STATED TASK –
Look through the material below. Copy every line with the string "Annual" in it.

DATA ENTRIES –
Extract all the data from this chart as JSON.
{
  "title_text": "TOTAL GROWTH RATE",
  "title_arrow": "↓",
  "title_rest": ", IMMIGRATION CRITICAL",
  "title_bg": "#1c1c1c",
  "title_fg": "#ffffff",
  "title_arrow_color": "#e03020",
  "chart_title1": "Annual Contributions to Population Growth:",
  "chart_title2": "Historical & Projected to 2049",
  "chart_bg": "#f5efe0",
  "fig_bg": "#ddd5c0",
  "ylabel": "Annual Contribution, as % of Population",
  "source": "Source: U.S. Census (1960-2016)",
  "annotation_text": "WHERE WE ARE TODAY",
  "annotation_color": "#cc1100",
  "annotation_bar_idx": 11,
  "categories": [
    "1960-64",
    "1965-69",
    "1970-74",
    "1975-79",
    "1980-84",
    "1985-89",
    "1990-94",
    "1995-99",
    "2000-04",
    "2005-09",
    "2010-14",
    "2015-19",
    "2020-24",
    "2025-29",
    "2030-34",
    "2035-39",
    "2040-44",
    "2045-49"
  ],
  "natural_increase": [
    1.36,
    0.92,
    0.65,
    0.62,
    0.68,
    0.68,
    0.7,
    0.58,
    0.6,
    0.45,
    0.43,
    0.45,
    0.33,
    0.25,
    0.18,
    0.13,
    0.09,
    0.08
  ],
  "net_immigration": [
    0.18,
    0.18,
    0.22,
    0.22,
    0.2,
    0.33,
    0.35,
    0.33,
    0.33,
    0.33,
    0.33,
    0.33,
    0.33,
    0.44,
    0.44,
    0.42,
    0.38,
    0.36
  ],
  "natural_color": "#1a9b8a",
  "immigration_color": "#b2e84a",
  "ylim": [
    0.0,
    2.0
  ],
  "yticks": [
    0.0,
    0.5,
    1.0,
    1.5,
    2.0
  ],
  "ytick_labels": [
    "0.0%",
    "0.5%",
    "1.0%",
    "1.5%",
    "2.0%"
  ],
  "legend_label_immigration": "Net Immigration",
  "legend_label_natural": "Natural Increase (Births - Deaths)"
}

SOLUTION FOR THIS EXERCISE –
  "chart_title1": "Annual Contributions to Population Growth:",
  "ylabel": "Annual Contribution, as % of Population",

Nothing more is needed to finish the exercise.